AIM:
Count how many lines in the listing below contain the string "title". Reply with the number alone.
- - -
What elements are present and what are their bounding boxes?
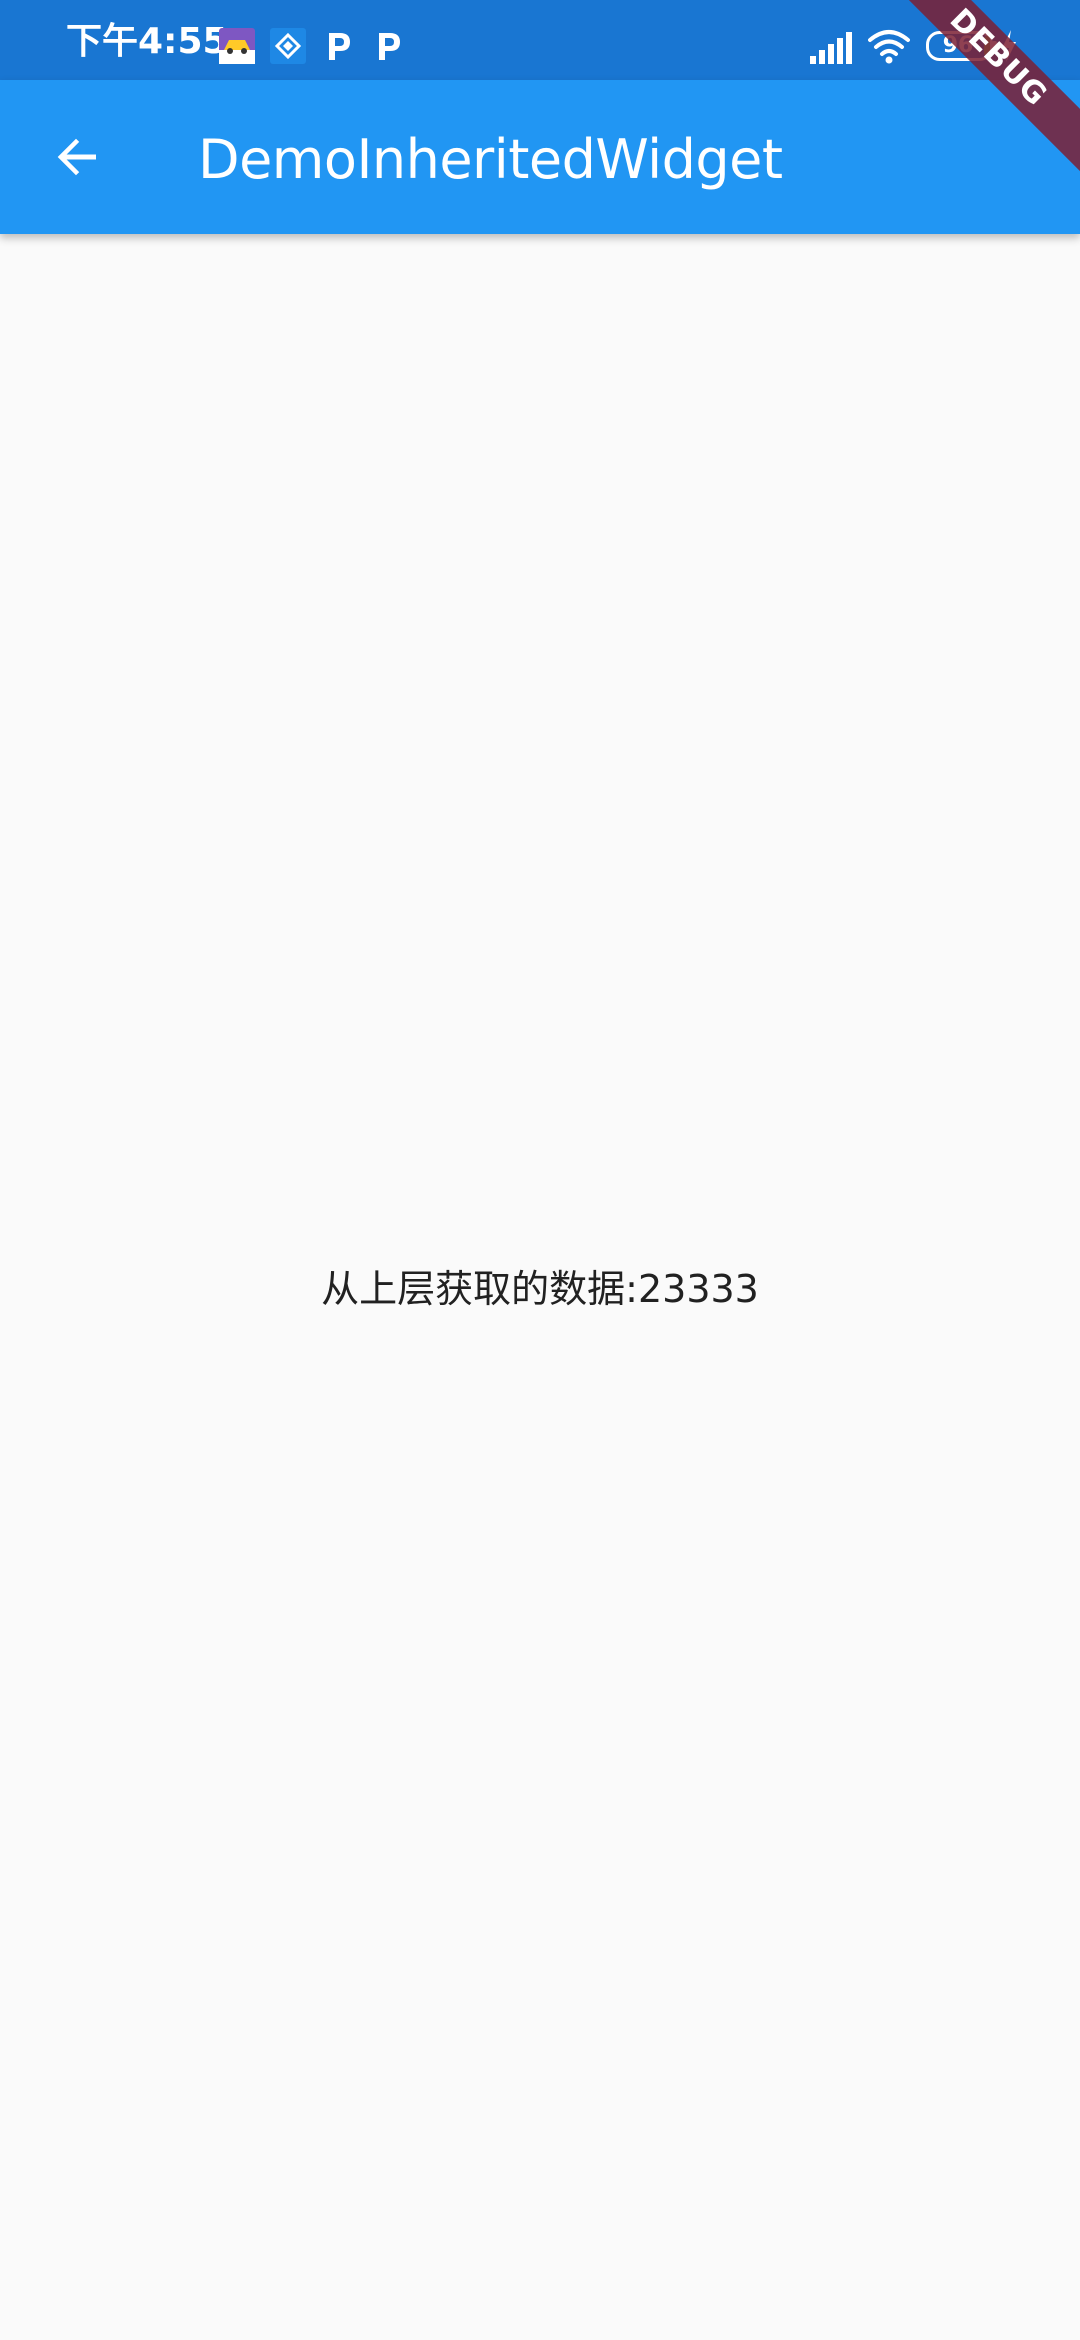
screen: 下午4:55 96 DemoInheritedWidget DEBUG 从上层获…	[0, 0, 1080, 2340]
signal-icon	[810, 32, 852, 64]
p-notification-icon-2	[379, 33, 400, 60]
status-time: 下午4:55	[66, 21, 228, 62]
status-bar: 下午4:55 96	[0, 0, 1080, 80]
app-notification-icon	[219, 28, 255, 64]
battery-level: 96	[942, 33, 974, 58]
page-title: DemoInheritedWidget	[198, 128, 783, 191]
back-button[interactable]	[28, 107, 128, 207]
app-bar: DemoInheritedWidget	[0, 80, 1080, 234]
wifi-icon	[868, 30, 910, 64]
charging-icon	[1002, 30, 1016, 62]
inherited-data-text: 从上层获取的数据:23333	[321, 1267, 759, 1311]
content-area: 从上层获取的数据:23333	[0, 234, 1080, 2340]
app-notification-icon-2	[270, 28, 306, 64]
p-notification-icon	[329, 33, 350, 60]
arrow-back-icon	[57, 138, 96, 176]
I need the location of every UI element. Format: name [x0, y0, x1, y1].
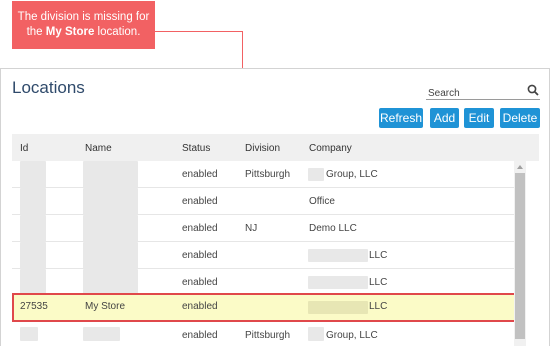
search-icon[interactable] — [527, 84, 539, 96]
redacted-name — [83, 242, 138, 269]
cell-company: Demo LLC — [309, 223, 357, 234]
cell-status: enabled — [182, 250, 218, 261]
callout-text: the — [26, 26, 46, 38]
cell-company: Group, LLC — [326, 169, 378, 180]
column-header-status[interactable]: Status — [182, 143, 210, 154]
refresh-button[interactable]: Refresh — [379, 108, 423, 128]
redacted-company — [308, 327, 324, 341]
scroll-up-arrow-icon[interactable] — [517, 165, 523, 169]
cell-company: LLC — [369, 301, 388, 312]
search-input[interactable] — [426, 85, 522, 102]
scrollbar-thumb[interactable] — [515, 173, 525, 339]
table-row[interactable]: enabled Pittsburgh Group, LLC — [12, 161, 526, 188]
callout-line-1: The division is missing for — [17, 11, 150, 23]
locations-panel: Locations Refresh Add Edit Delete Id Nam… — [0, 68, 550, 346]
redacted-name — [83, 188, 138, 215]
callout-text-end: location. — [94, 26, 141, 38]
annotation-callout: The division is missing for the My Store… — [12, 1, 155, 49]
cell-status: enabled — [182, 330, 218, 341]
cell-division: NJ — [245, 223, 258, 234]
cell-company: LLC — [369, 277, 388, 288]
delete-button[interactable]: Delete — [500, 108, 540, 128]
cell-status: enabled — [182, 277, 218, 288]
column-header-company[interactable]: Company — [309, 143, 352, 154]
callout-connector — [155, 31, 243, 32]
table-row[interactable]: enabled Pittsburgh Group, LLC — [12, 322, 526, 346]
table-row[interactable]: enabled Office — [12, 188, 526, 215]
cell-name: My Store — [85, 301, 126, 312]
table-row[interactable]: enabled LLC — [12, 269, 526, 296]
callout-store-name: My Store — [45, 26, 95, 38]
redacted-id — [20, 188, 46, 215]
redacted-company — [308, 249, 368, 262]
redacted-id — [20, 242, 46, 269]
redacted-id — [20, 327, 38, 341]
cell-company: Group, LLC — [326, 330, 378, 341]
cell-division: Pittsburgh — [245, 169, 291, 180]
cell-company: Office — [309, 196, 335, 207]
cell-status: enabled — [182, 223, 218, 234]
cell-company: LLC — [369, 250, 388, 261]
table-row[interactable]: enabled LLC — [12, 242, 526, 269]
cell-status: enabled — [182, 196, 218, 207]
page-title: Locations — [12, 78, 85, 97]
cell-id: 27535 — [20, 301, 48, 312]
redacted-company — [308, 276, 368, 289]
callout-connector-vertical — [242, 31, 243, 68]
cell-status: enabled — [182, 169, 218, 180]
table-row[interactable]: enabled NJ Demo LLC — [12, 215, 526, 242]
table-header: Id Name Status Division Company — [12, 134, 539, 161]
redacted-id — [20, 269, 46, 296]
redacted-name — [83, 215, 138, 242]
redacted-name — [83, 269, 138, 296]
redacted-name — [83, 161, 138, 188]
callout-line-2: the My Store location. — [12, 25, 155, 40]
redacted-id — [20, 161, 46, 188]
cell-status: enabled — [182, 301, 218, 312]
edit-button[interactable]: Edit — [464, 108, 494, 128]
redacted-company — [308, 168, 324, 181]
add-button[interactable]: Add — [430, 108, 459, 128]
search-field[interactable] — [426, 83, 540, 102]
table-row-selected[interactable]: 27535 My Store enabled LLC — [12, 293, 526, 322]
column-header-id[interactable]: Id — [20, 143, 28, 154]
redacted-company — [308, 301, 368, 314]
redacted-id — [20, 215, 46, 242]
cell-division: Pittsburgh — [245, 330, 291, 341]
redacted-name — [83, 327, 120, 341]
column-header-name[interactable]: Name — [85, 143, 112, 154]
column-header-division[interactable]: Division — [245, 143, 280, 154]
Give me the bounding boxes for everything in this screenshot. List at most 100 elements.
- - -
TASK SOLUTION:
2